◆ **Document segment**:
+ + +
Secretary-General of the General Council of Trade Unions of Japan
- In office 1955–1970

Personal details
- Born: April 25, 1922 Matsumoto city, Nagano prefecture, Empire of Japan
- Died: February 18, 1997 (aged 74)
- Party: Japan Socialist Party

= Akira Iwai =

Akira Iwai (岩井 章, Iwai Akira) was a Japanese trade union leader. He served as the secretary-general of the General Council of Trade Unions of Japan (Sōhyō) from 1955 to 1970.

Born in Matsumoto, Nagano, Iwai left school in 1937 and began working as a locomotive hand on the Japan National Railways. He served in the armed forces during World War II, but returned to the railways after the war, and joined the National Railway Workers' Union. In 1950, he became the chair of the union's headquarters struggle committee, leading the union's "year-end struggle" in 1952 and 1953, but in 1954 he was sacked by his employer due his trade union activities.

Within the national trade federation Sōhyō, Iwai voiced his disagreement with secretary-general Minoru Takano over Takano's "Peace Force Thesis," whereby Takano sought to align Sōhyō with the "peaceful" Soviet Union and Communist China against the "warlike" United States. In 1955, Iwai was instrumental in blocking the reelection of Takano to a fifth term, and was himself elected secretary-general instead. When the charismatic Kaoru Ōta was elected Sōhyō chairman in 1958, Ōta and Iwai formed a close partnership known as the "Ōta-Iwai Line," which sought to balance wage struggles with political struggles. Iwai supported Ōta's policy of the "spring wage offensive" (shuntō), an annual, coordinated, pre-scheduled strike by Sōhyō unions to secure annual wage increases in line with Japan's economic growth. Iwai also helped oversee Sōhyō's militant role in the 1960 Anpo protests against the U.S.-Japan Security Treaty and the 1960 Mitsui Miike Coal Mine Strike.
+ + +
◆ **Available data**:
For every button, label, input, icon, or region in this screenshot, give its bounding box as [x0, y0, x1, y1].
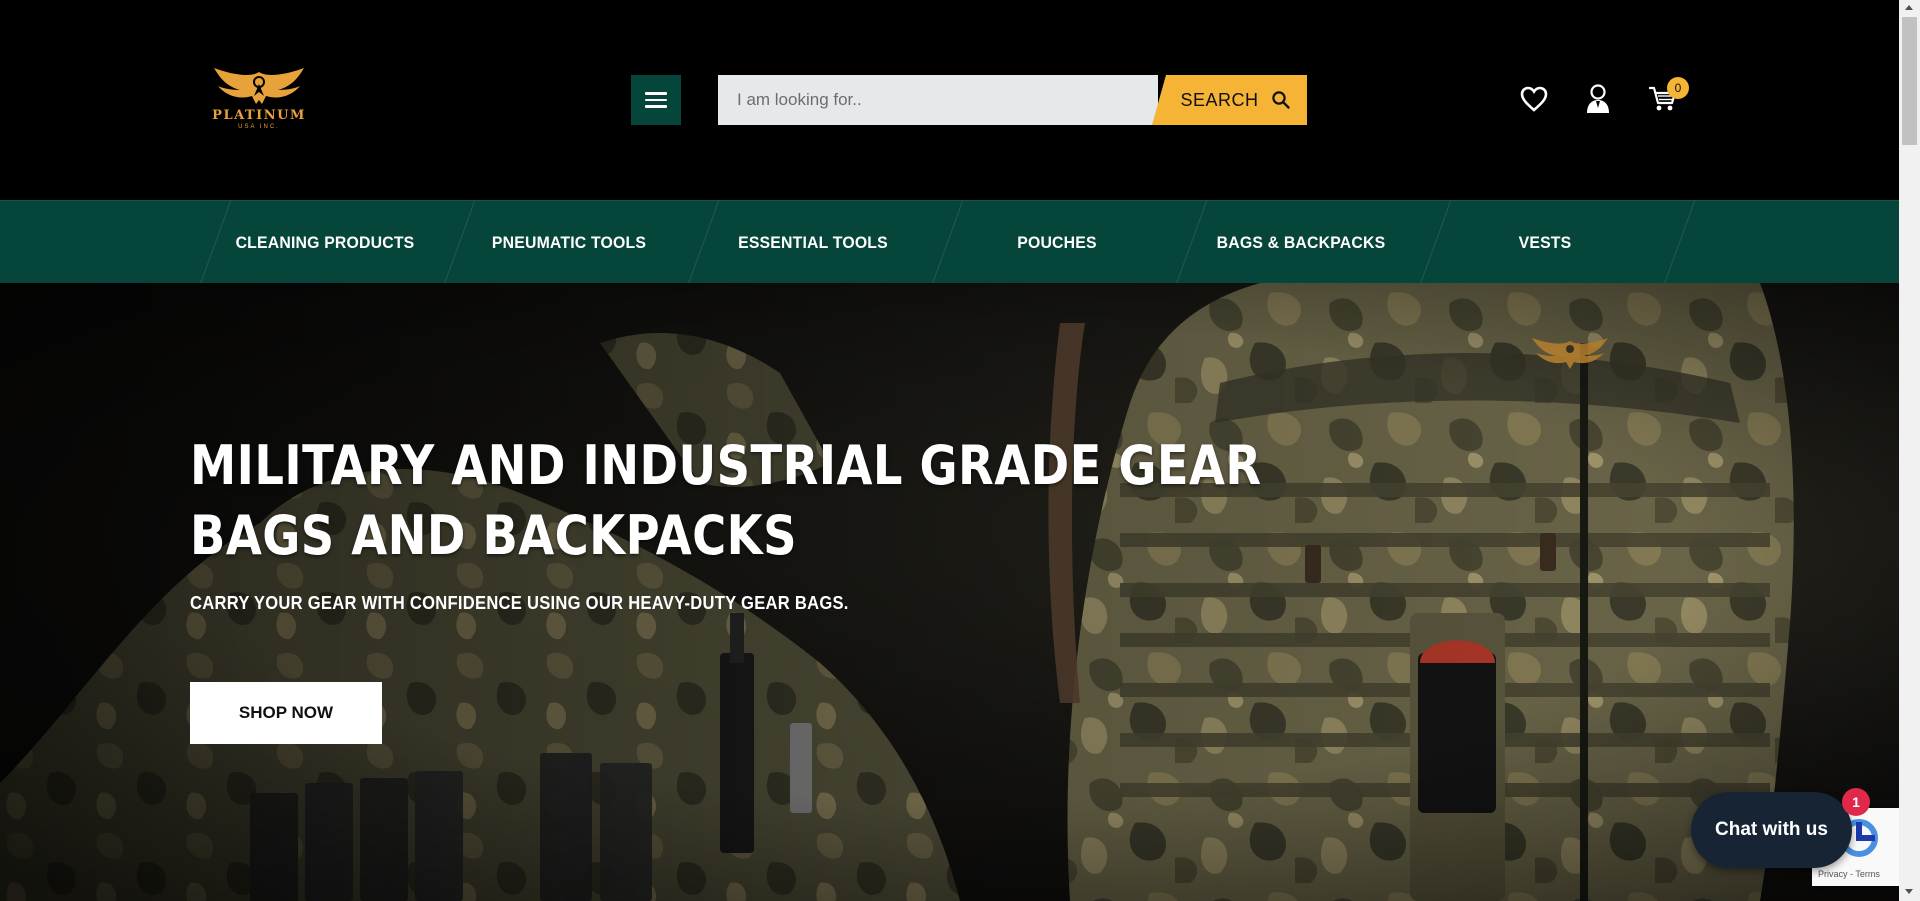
- chat-with-us-button[interactable]: Chat with us: [1691, 792, 1852, 868]
- logo-wordmark: PLATINUM: [212, 108, 306, 123]
- nav-item-essential-tools[interactable]: ESSENTIAL TOOLS: [700, 201, 927, 284]
- chat-notification-badge: 1: [1842, 788, 1870, 816]
- hero-banner: MILITARY AND INDUSTRIAL GRADE GEAR BAGS …: [0, 283, 1899, 901]
- hero-subtitle: CARRY YOUR GEAR WITH CONFIDENCE USING OU…: [190, 593, 849, 613]
- hero-title-line-1: MILITARY AND INDUSTRIAL GRADE GEAR: [190, 434, 1262, 497]
- hamburger-menu-icon: [645, 88, 667, 112]
- search-icon: [1271, 91, 1290, 109]
- main-navigation: CLEANING PRODUCTS PNEUMATIC TOOLS ESSENT…: [0, 200, 1899, 284]
- hero-background-image: [0, 283, 1899, 901]
- site-header: PLATINUM USA INC. SEARCH: [0, 0, 1899, 200]
- search-bar: SEARCH: [718, 75, 1307, 125]
- site-logo[interactable]: PLATINUM USA INC.: [210, 64, 308, 136]
- hero-title-line-2: BAGS AND BACKPACKS: [190, 504, 797, 567]
- nav-item-vests[interactable]: VESTS: [1432, 201, 1659, 284]
- scroll-up-arrow-icon[interactable]: [1905, 5, 1913, 10]
- logo-subtext: USA INC.: [238, 124, 280, 130]
- hamburger-menu-button[interactable]: [631, 75, 681, 125]
- scrollbar-thumb[interactable]: [1902, 17, 1917, 145]
- account-button[interactable]: [1581, 82, 1615, 116]
- recaptcha-text: Privacy - Terms: [1818, 869, 1880, 879]
- shop-now-button[interactable]: SHOP NOW: [190, 682, 382, 744]
- nav-item-cleaning-products[interactable]: CLEANING PRODUCTS: [212, 201, 439, 284]
- eagle-logo-icon: [214, 68, 304, 104]
- search-button[interactable]: SEARCH: [1152, 75, 1307, 125]
- search-input[interactable]: [718, 75, 1158, 125]
- cart-count-badge: 0: [1667, 77, 1689, 99]
- hero-title: MILITARY AND INDUSTRIAL GRADE GEAR BAGS …: [190, 431, 1262, 571]
- search-button-label: SEARCH: [1180, 89, 1259, 110]
- scroll-down-arrow-icon[interactable]: [1905, 889, 1913, 894]
- page-scrollbar[interactable]: [1899, 0, 1920, 901]
- heart-icon: [1520, 86, 1548, 112]
- nav-item-pneumatic-tools[interactable]: PNEUMATIC TOOLS: [456, 201, 683, 284]
- nav-item-bags-backpacks[interactable]: BAGS & BACKPACKS: [1188, 201, 1415, 284]
- user-icon: [1587, 84, 1609, 113]
- nav-item-pouches[interactable]: POUCHES: [944, 201, 1171, 284]
- wishlist-button[interactable]: [1517, 82, 1551, 116]
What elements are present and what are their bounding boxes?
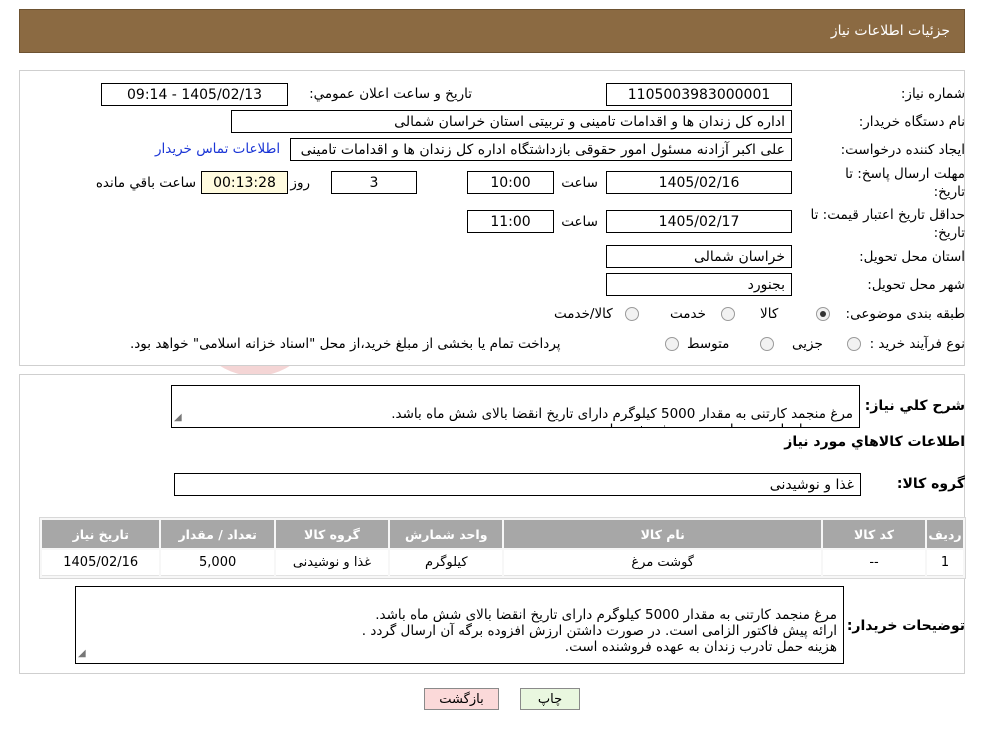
deadline-time-field: 10:00 xyxy=(467,171,554,194)
page-title: جزئیات اطلاعات نیاز xyxy=(830,23,950,39)
cell-need-date: 1405/02/16 xyxy=(42,550,160,576)
col-item-name: نام کالا xyxy=(504,520,821,548)
price-validity-time-field: 11:00 xyxy=(467,210,554,233)
category-label: طبقه بندی موضوعی: xyxy=(845,306,965,322)
city-label: شهر محل تحويل: xyxy=(867,277,965,293)
group-label: گروه کالا: xyxy=(896,476,965,492)
buyer-org-field: اداره کل زندان ها و اقدامات تامینی و ترب… xyxy=(231,110,792,133)
buyer-notes-textarea[interactable]: مرغ منجمد کارتنی به مقدار 5000 کیلوگرم د… xyxy=(75,586,844,664)
cell-row-number: 1 xyxy=(927,550,963,576)
time-remaining-suffix: ساعت باقي مانده xyxy=(95,175,196,191)
col-item-code: کد کالا xyxy=(822,520,926,548)
announce-field: 1405/02/13 - 09:14 xyxy=(101,83,288,106)
price-validity-date-field: 1405/02/17 xyxy=(606,210,792,233)
group-field: غذا و نوشیدنی xyxy=(174,473,861,496)
cell-quantity: 5,000 xyxy=(161,550,274,576)
process-radio-medium[interactable] xyxy=(760,337,774,351)
col-quantity: تعداد / مقدار xyxy=(161,520,274,548)
print-button[interactable]: چاپ xyxy=(520,688,580,710)
process-radio-minor[interactable] xyxy=(847,337,861,351)
province-label: استان محل تحويل: xyxy=(859,249,965,265)
cell-item-name: گوشت مرغ xyxy=(504,550,821,576)
table-header-row: رديف کد کالا نام کالا واحد شمارش گروه کا… xyxy=(42,520,963,548)
creator-field: علی اکبر آزادنه مسئول امور حقوقی بازداشت… xyxy=(290,138,792,161)
cell-unit: کیلوگرم xyxy=(390,550,503,576)
deadline-label: مهلت ارسال پاسخ: تا تاریخ: xyxy=(845,166,965,200)
deadline-date-field: 1405/02/16 xyxy=(606,171,792,194)
col-row-number: رديف xyxy=(927,520,963,548)
category-radio-service[interactable] xyxy=(721,307,735,321)
category-radio-goods[interactable] xyxy=(816,307,830,321)
need-number-label: شماره نیاز: xyxy=(900,86,965,102)
summary-textarea[interactable]: مرغ منجمد کارتنی به مقدار 5000 کیلوگرم د… xyxy=(171,385,860,428)
deadline-time-label: ساعت xyxy=(561,175,598,191)
summary-text: مرغ منجمد کارتنی به مقدار 5000 کیلوگرم د… xyxy=(391,406,853,427)
items-section-title: اطلاعات کالاهاي مورد نياز xyxy=(784,434,965,450)
category-option-goods-service: کالا/خدمت xyxy=(554,306,613,322)
col-need-date: تاریخ نیاز xyxy=(42,520,160,548)
process-option-minor: جزیی xyxy=(792,336,823,352)
col-group: گروه کالا xyxy=(275,520,389,548)
buyer-org-label: نام دستگاه خريدار: xyxy=(858,114,965,130)
process-option-medium: متوسط xyxy=(687,336,730,352)
price-validity-time-label: ساعت xyxy=(561,214,598,230)
cell-group: غذا و نوشیدنی xyxy=(275,550,389,576)
buyer-notes-text: مرغ منجمد کارتنی به مقدار 5000 کیلوگرم د… xyxy=(361,607,837,655)
province-field: خراسان شمالی xyxy=(606,245,792,268)
category-option-service: خدمت xyxy=(670,306,706,322)
summary-label: شرح کلي نياز: xyxy=(864,398,965,414)
process-note: پرداخت تمام یا بخشی از مبلغ خرید،از محل … xyxy=(130,336,561,352)
process-checkbox-treasury[interactable] xyxy=(665,337,679,351)
price-validity-label: حداقل تاریخ اعتبار قیمت: تا تاریخ: xyxy=(810,207,965,241)
category-radio-goods-service[interactable] xyxy=(625,307,639,321)
page-header: جزئیات اطلاعات نیاز xyxy=(19,9,965,53)
need-number-field: 1105003983000001 xyxy=(606,83,792,106)
buyer-contact-link[interactable]: اطلاعات تماس خريدار xyxy=(155,141,280,157)
buyer-notes-label: توضيحات خريدار: xyxy=(846,618,965,634)
time-remaining-field: 00:13:28 xyxy=(201,171,288,194)
resize-grip-icon[interactable]: ◢ xyxy=(78,646,86,662)
creator-label: ايجاد کننده درخواست: xyxy=(840,142,965,158)
items-table: رديف کد کالا نام کالا واحد شمارش گروه کا… xyxy=(39,517,966,579)
table-row[interactable]: 1 -- گوشت مرغ کیلوگرم غذا و نوشیدنی 5,00… xyxy=(42,550,963,576)
announce-label: تاریخ و ساعت اعلان عمومي: xyxy=(309,86,472,102)
cell-item-code: -- xyxy=(822,550,926,576)
process-label: نوع فرآیند خرید : xyxy=(869,336,965,352)
back-button[interactable]: بازگشت xyxy=(424,688,499,710)
days-remaining-field: 3 xyxy=(331,171,417,194)
col-unit: واحد شمارش xyxy=(390,520,503,548)
category-option-goods: کالا xyxy=(760,306,779,322)
resize-grip-icon[interactable]: ◢ xyxy=(174,410,182,426)
city-field: بجنورد xyxy=(606,273,792,296)
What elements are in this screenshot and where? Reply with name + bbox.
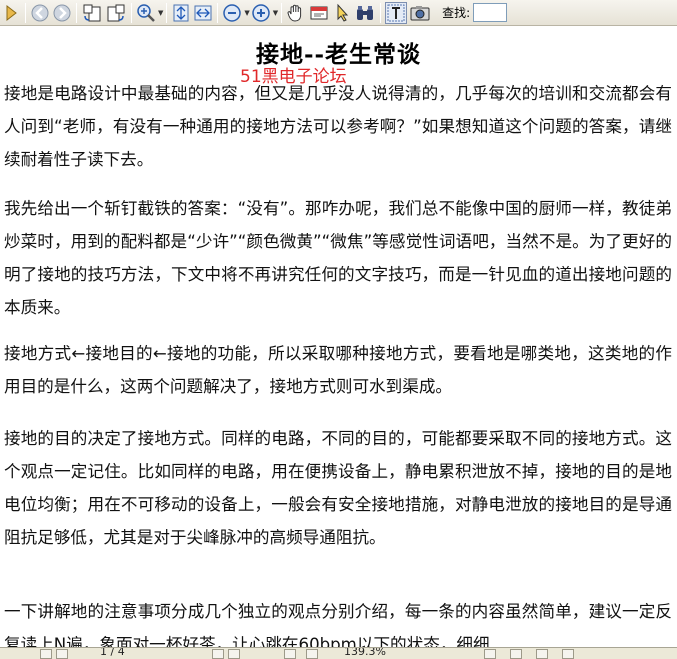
- paragraph: 一下讲解地的注意事项分成几个独立的观点分别介绍，每一条的内容虽然简单，建议一定反…: [4, 602, 672, 647]
- back-icon[interactable]: [30, 2, 50, 24]
- page-indicator[interactable]: 1 / 4: [100, 648, 125, 658]
- facing-view-button[interactable]: [536, 649, 548, 659]
- chevron-down-icon[interactable]: ▼: [244, 9, 249, 17]
- status-bar: 1 / 4 139.3%: [0, 647, 677, 659]
- select-arrow-icon[interactable]: [332, 2, 352, 24]
- last-page-button[interactable]: [228, 649, 240, 659]
- forward-icon[interactable]: [52, 2, 72, 24]
- paragraph: 接地的目的决定了接地方式。同样的电路，不同的目的，可能都要采取不同的接地方式。这…: [4, 429, 672, 547]
- fit-page-icon[interactable]: [171, 2, 191, 24]
- rotate-left-icon[interactable]: [81, 2, 103, 24]
- search-input[interactable]: [473, 3, 508, 22]
- chevron-down-icon[interactable]: ▼: [273, 9, 278, 17]
- zoom-in-icon[interactable]: [251, 2, 271, 24]
- text-select-icon[interactable]: [385, 1, 408, 24]
- first-page-button[interactable]: [40, 649, 52, 659]
- previous-page-button[interactable]: [56, 649, 68, 659]
- zoom-out-icon[interactable]: [222, 2, 242, 24]
- zoom-level[interactable]: 139.3%: [344, 648, 386, 658]
- toolbar-separator: [217, 2, 219, 23]
- toolbar-separator: [281, 2, 283, 23]
- continuous-view-button[interactable]: [510, 649, 522, 659]
- toolbar-separator: [76, 2, 77, 23]
- next-page-button[interactable]: [212, 649, 224, 659]
- fit-width-icon[interactable]: [193, 2, 213, 24]
- toolbar: ▼ ▼ ▼ 查找:: [0, 0, 677, 26]
- zoom-in-tool-icon[interactable]: [136, 2, 156, 24]
- hand-tool-icon[interactable]: [286, 2, 306, 24]
- paragraph: 接地方式←接地目的←接地的功能，所以采取哪种接地方式，要看地是哪类地，这类地的作…: [4, 344, 672, 396]
- document-page: 接地--老生常谈 51黑电子论坛 接地是电路设计中最基础的内容，但又是几乎没人说…: [0, 27, 677, 647]
- toolbar-separator: [380, 2, 382, 23]
- continuous-facing-view-button[interactable]: [562, 649, 574, 659]
- paragraph: 接地是电路设计中最基础的内容，但又是几乎没人说得清的，几乎每次的培训和交流都会有…: [4, 84, 672, 169]
- toolbar-separator: [131, 2, 132, 23]
- paragraph: 我先给出一个斩钉截铁的答案：“没有”。那咋办呢，我们总不能像中国的厨师一样，教徒…: [4, 199, 672, 317]
- search-label: 查找:: [442, 6, 471, 20]
- annotate-icon[interactable]: [308, 2, 330, 24]
- play-icon[interactable]: [1, 2, 21, 24]
- single-page-view-button[interactable]: [484, 649, 496, 659]
- find-binoculars-icon[interactable]: [354, 2, 376, 24]
- snapshot-icon[interactable]: [409, 2, 431, 24]
- toolbar-separator: [166, 2, 168, 23]
- rotate-right-icon[interactable]: [105, 2, 127, 24]
- back-nav-button[interactable]: [284, 649, 296, 659]
- forward-nav-button[interactable]: [306, 649, 318, 659]
- chevron-down-icon[interactable]: ▼: [158, 9, 163, 17]
- toolbar-separator: [25, 2, 26, 23]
+ + +
◆ **Directives**:
a – Set down the whole biography of Akira Iwai again, word for word.
b – Recast the listing lines as a numbered list, starting with the line containing "- chat-with-us-button[interactable]: Chat" and going on through the line containing "- chat-notification-badge: 1: [1842, 788, 1870, 816]", with both of those lines included.

◆ **In response**:
a –
Secretary-General of the General Council of Trade Unions of Japan
- In office 1955–1970

Personal details
- Born: April 25, 1922 Matsumoto city, Nagano prefecture, Empire of Japan
- Died: February 18, 1997 (aged 74)
- Party: Japan Socialist Party

= Akira Iwai =

Akira Iwai (岩井 章, Iwai Akira) was a Japanese trade union leader. He served as the secretary-general of the General Council of Trade Unions of Japan (Sōhyō) from 1955 to 1970.

Born in Matsumoto, Nagano, Iwai left school in 1937 and began working as a locomotive hand on the Japan National Railways. He served in the armed forces during World War II, but returned to the railways after the war, and joined the National Railway Workers' Union. In 1950, he became the chair of the union's headquarters struggle committee, leading the union's "year-end struggle" in 1952 and 1953, but in 1954 he was sacked by his employer due his trade union activities.

Within the national trade federation Sōhyō, Iwai voiced his disagreement with secretary-general Minoru Takano over Takano's "Peace Force Thesis," whereby Takano sought to align Sōhyō with the "peaceful" Soviet Union and Communist China against the "warlike" United States. In 1955, Iwai was instrumental in blocking the reelection of Takano to a fifth term, and was himself elected secretary-general instead. When the charismatic Kaoru Ōta was elected Sōhyō chairman in 1958, Ōta and Iwai formed a close partnership known as the "Ōta-Iwai Line," which sought to balance wage struggles with political struggles. Iwai supported Ōta's policy of the "spring wage offensive" (shuntō), an annual, coordinated, pre-scheduled strike by Sōhyō unions to secure annual wage increases in line with Japan's economic growth. Iwai also helped oversee Sōhyō's militant role in the 1960 Anpo protests against the U.S.-Japan Security Treaty and the 1960 Mitsui Miike Coal Mine Strike.

b –
1. - chat-with-us-button[interactable]: Chat with us: [1691, 792, 1852, 868]
2. - logo-wordmark: PLATINUM: [212, 108, 306, 123]
3. - nav-item-essential-tools[interactable]: ESSENTIAL TOOLS: [700, 201, 927, 284]
4. - chat-notification-badge: 1: [1842, 788, 1870, 816]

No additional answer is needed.